### Instructions for the task
Gather every line in the records below that contains the word "What".

### Task input
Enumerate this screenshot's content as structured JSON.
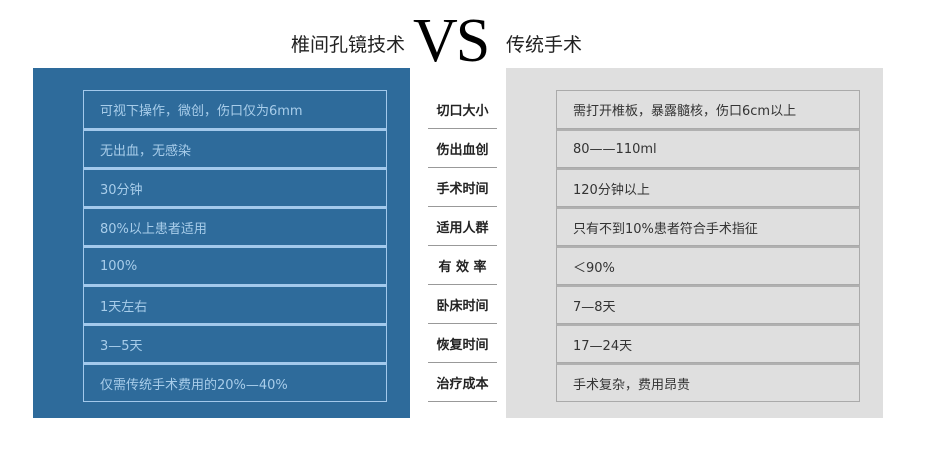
{
  "header": {
    "left_title": "椎间孔镜技术",
    "vs": "VS",
    "right_title": "传统手术"
  },
  "colors": {
    "left_panel": "#2e6b9b",
    "right_panel": "#dfdfdf",
    "left_text": "#a8cdea"
  },
  "left_items": [
    "可视下操作，微创，伤口仅为6mm",
    "无出血，无感染",
    "30分钟",
    "80%以上患者适用",
    "100%",
    "1天左右",
    "3—5天",
    "仅需传统手术费用的20%—40%"
  ],
  "labels": [
    "切口大小",
    "伤出血创",
    "手术时间",
    "适用人群",
    "有 效 率",
    "卧床时间",
    "恢复时间",
    "治疗成本"
  ],
  "right_items": [
    "需打开椎板，暴露髓核，伤口6cm以上",
    "80——110ml",
    "120分钟以上",
    "只有不到10%患者符合手术指征",
    "＜90%",
    "7—8天",
    "17—24天",
    "手术复杂，费用昂贵"
  ]
}
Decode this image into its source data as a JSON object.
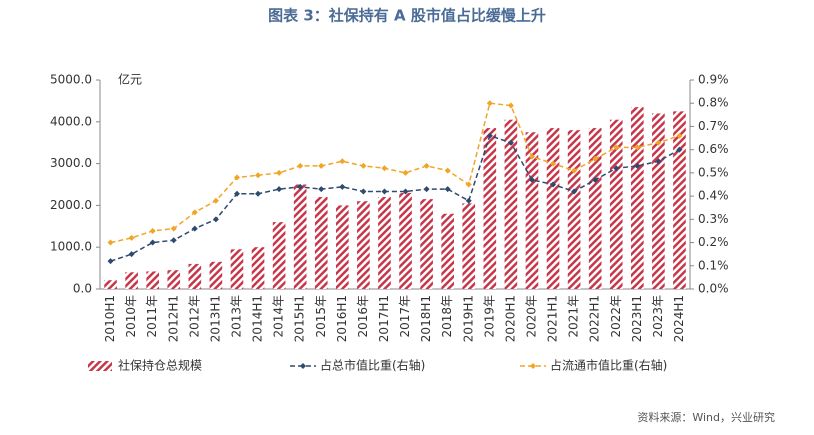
{
  "chart_data": {
    "type": "bar-line",
    "title": "图表 3：社保持有 A 股市值占比缓慢上升",
    "y_unit": "亿元",
    "source": "资料来源：Wind，兴业研究",
    "categories": [
      "2010H1",
      "2010年",
      "2011年",
      "2012H1",
      "2012年",
      "2013H1",
      "2013年",
      "2014H1",
      "2014年",
      "2015H1",
      "2015年",
      "2016H1",
      "2016年",
      "2017H1",
      "2017年",
      "2018H1",
      "2018年",
      "2019H1",
      "2019年",
      "2020H1",
      "2020年",
      "2021H1",
      "2021年",
      "2022H1",
      "2022年",
      "2023H1",
      "2023年",
      "2024H1"
    ],
    "series": [
      {
        "name": "社保持仓总规模",
        "color": "#c8364a",
        "kind": "bar",
        "values": [
          210,
          400,
          420,
          450,
          600,
          650,
          950,
          1000,
          1600,
          2500,
          2200,
          2000,
          2100,
          2200,
          2300,
          2150,
          1800,
          2050,
          3850,
          4050,
          3750,
          3850,
          3800,
          3850,
          4050,
          4350,
          4200,
          4250
        ]
      },
      {
        "name": "占总市值比重(右轴)",
        "color": "#2e4a6e",
        "kind": "line",
        "axis": "y2",
        "values": [
          0.12,
          0.15,
          0.2,
          0.21,
          0.26,
          0.3,
          0.41,
          0.41,
          0.43,
          0.44,
          0.43,
          0.44,
          0.42,
          0.42,
          0.42,
          0.43,
          0.43,
          0.38,
          0.66,
          0.63,
          0.47,
          0.45,
          0.42,
          0.47,
          0.52,
          0.53,
          0.55,
          0.6
        ]
      },
      {
        "name": "占流通市值比重(右轴)",
        "color": "#f0a526",
        "kind": "line",
        "axis": "y2",
        "values": [
          0.2,
          0.22,
          0.25,
          0.26,
          0.33,
          0.38,
          0.48,
          0.49,
          0.5,
          0.53,
          0.53,
          0.55,
          0.53,
          0.52,
          0.5,
          0.53,
          0.51,
          0.45,
          0.8,
          0.79,
          0.57,
          0.54,
          0.51,
          0.56,
          0.61,
          0.61,
          0.63,
          0.66
        ]
      }
    ],
    "ylim": [
      0,
      5000
    ],
    "yticks": [
      {
        "value": 0,
        "label": "0.0"
      },
      {
        "value": 1000,
        "label": "1000.0"
      },
      {
        "value": 2000,
        "label": "2000.0"
      },
      {
        "value": 3000,
        "label": "3000.0"
      },
      {
        "value": 4000,
        "label": "4000.0"
      },
      {
        "value": 5000,
        "label": "5000.0"
      }
    ],
    "y2lim": [
      0,
      0.9
    ],
    "y2ticks": [
      {
        "value": 0,
        "label": "0.0%"
      },
      {
        "value": 0.1,
        "label": "0.1%"
      },
      {
        "value": 0.2,
        "label": "0.2%"
      },
      {
        "value": 0.3,
        "label": "0.3%"
      },
      {
        "value": 0.4,
        "label": "0.4%"
      },
      {
        "value": 0.5,
        "label": "0.5%"
      },
      {
        "value": 0.6,
        "label": "0.6%"
      },
      {
        "value": 0.7,
        "label": "0.7%"
      },
      {
        "value": 0.8,
        "label": "0.8%"
      },
      {
        "value": 0.9,
        "label": "0.9%"
      }
    ]
  }
}
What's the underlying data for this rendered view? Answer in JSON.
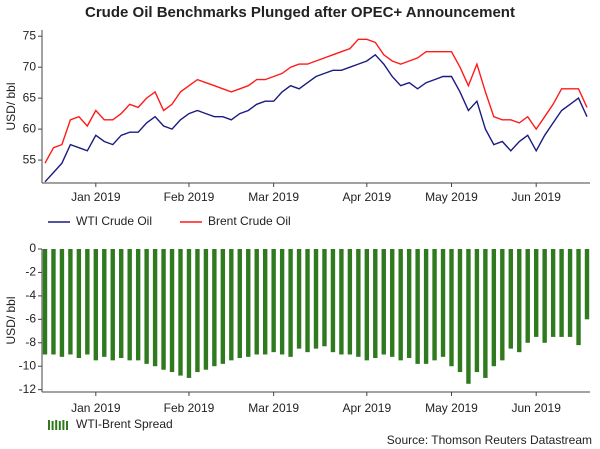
{
  "chart_data": [
    {
      "type": "line",
      "title": "Crude Oil Benchmarks Plunged after OPEC+ Announcement",
      "ylabel": "USD/ bbl",
      "categories": [
        null,
        null,
        null,
        null,
        null,
        null,
        "Jan 2019",
        null,
        null,
        null,
        null,
        null,
        null,
        null,
        null,
        null,
        null,
        "Feb 2019",
        null,
        null,
        null,
        null,
        null,
        null,
        null,
        null,
        null,
        "Mar 2019",
        null,
        null,
        null,
        null,
        null,
        null,
        null,
        null,
        null,
        null,
        "Apr 2019",
        null,
        null,
        null,
        null,
        null,
        null,
        null,
        null,
        null,
        "May 2019",
        null,
        null,
        null,
        null,
        null,
        null,
        null,
        null,
        null,
        "Jun 2019",
        null,
        null,
        null,
        null,
        null,
        null
      ],
      "series": [
        {
          "name": "WTI Crude Oil",
          "color": "#1b1b80",
          "values": [
            51.5,
            53,
            54.5,
            57.5,
            57,
            56.5,
            59,
            58,
            57.5,
            59,
            59.5,
            59.5,
            61,
            62,
            60.5,
            60,
            61.5,
            62.5,
            63,
            62.5,
            62,
            62,
            61.5,
            62.5,
            63,
            64,
            64.5,
            64.5,
            66,
            67,
            66.5,
            67.5,
            68.5,
            69,
            69.5,
            69.5,
            70,
            70.5,
            71,
            72,
            70.5,
            68.5,
            67,
            67.5,
            66.5,
            67.5,
            68,
            68.5,
            68.5,
            66,
            63,
            64.5,
            60,
            57.5,
            58,
            56.5,
            58,
            59,
            56.5,
            59,
            61,
            63,
            64,
            65,
            62
          ]
        },
        {
          "name": "Brent Crude Oil",
          "color": "#ff1a1a",
          "values": [
            54.5,
            57,
            57.5,
            61.5,
            62,
            60.5,
            63,
            61.5,
            61.5,
            62.5,
            64,
            63.5,
            65,
            66,
            63,
            64,
            66,
            67,
            68,
            67.5,
            67,
            66.5,
            66,
            66.5,
            67,
            68,
            68,
            68.5,
            69,
            70,
            70.5,
            70.5,
            71,
            71.5,
            72,
            72.5,
            73,
            74.5,
            74.5,
            74,
            72,
            71,
            70.5,
            71,
            71.5,
            72.5,
            72.5,
            72.5,
            72.5,
            70,
            67,
            70.5,
            66,
            62,
            61.5,
            61.5,
            61,
            62,
            60,
            62,
            64,
            66.5,
            66.5,
            66.5,
            63.5
          ]
        }
      ],
      "ylim": [
        51.3,
        76
      ],
      "yticks": [
        55,
        60,
        65,
        70,
        75
      ]
    },
    {
      "type": "bar",
      "ylabel": "USD/ bbl",
      "categories": [
        null,
        null,
        null,
        null,
        null,
        null,
        "Jan 2019",
        null,
        null,
        null,
        null,
        null,
        null,
        null,
        null,
        null,
        null,
        "Feb 2019",
        null,
        null,
        null,
        null,
        null,
        null,
        null,
        null,
        null,
        "Mar 2019",
        null,
        null,
        null,
        null,
        null,
        null,
        null,
        null,
        null,
        null,
        "Apr 2019",
        null,
        null,
        null,
        null,
        null,
        null,
        null,
        null,
        null,
        "May 2019",
        null,
        null,
        null,
        null,
        null,
        null,
        null,
        null,
        null,
        "Jun 2019",
        null,
        null,
        null,
        null,
        null,
        null
      ],
      "series": [
        {
          "name": "WTI-Brent Spread",
          "color": "#2f7a1f",
          "values": [
            -9,
            -9,
            -9.2,
            -9,
            -9.3,
            -9,
            -9.5,
            -9.2,
            -9.5,
            -9.3,
            -9.5,
            -9.5,
            -9.8,
            -10,
            -10.3,
            -10.5,
            -10.8,
            -11,
            -10.5,
            -10.3,
            -10,
            -9.8,
            -9.5,
            -9.3,
            -9.2,
            -9,
            -9,
            -8.8,
            -9,
            -9.2,
            -8.5,
            -8.8,
            -8.5,
            -8.3,
            -8.8,
            -9,
            -9,
            -9.2,
            -9.5,
            -9.3,
            -9,
            -9.2,
            -9.5,
            -9.3,
            -9.8,
            -9.8,
            -9.5,
            -9.2,
            -10,
            -10.5,
            -11.5,
            -10.5,
            -11,
            -10,
            -9.5,
            -8.5,
            -8.8,
            -8,
            -7.5,
            -8,
            -7.5,
            -7.5,
            -7.5,
            -8.2,
            -6
          ]
        }
      ],
      "ylim": [
        -12.2,
        0
      ],
      "yticks": [
        0,
        -2,
        -4,
        -6,
        -8,
        -10,
        -12
      ]
    }
  ],
  "source": "Source: Thomson Reuters Datastream"
}
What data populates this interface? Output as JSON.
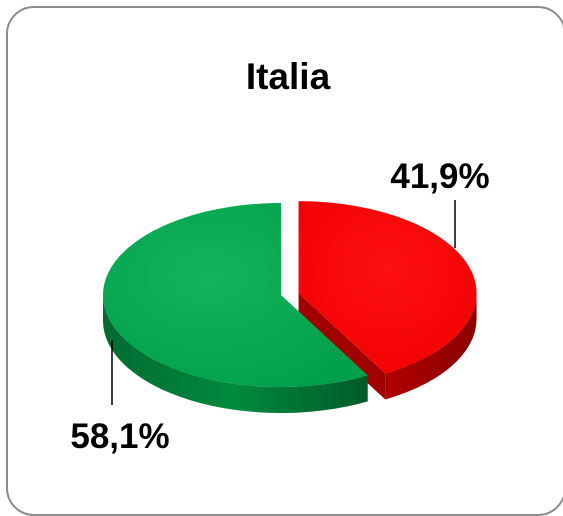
{
  "chart_data": {
    "type": "pie",
    "title": "Italia",
    "slices": [
      {
        "value": 41.9,
        "label": "41,9%",
        "color": "#ff0000",
        "exploded": true
      },
      {
        "value": 58.1,
        "label": "58,1%",
        "color": "#00a84e",
        "exploded": false
      }
    ],
    "style": "3d"
  }
}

### Response to the task
What's the underlying data for this rendered view? Answer in JSON.
What data populates this interface? Output as JSON.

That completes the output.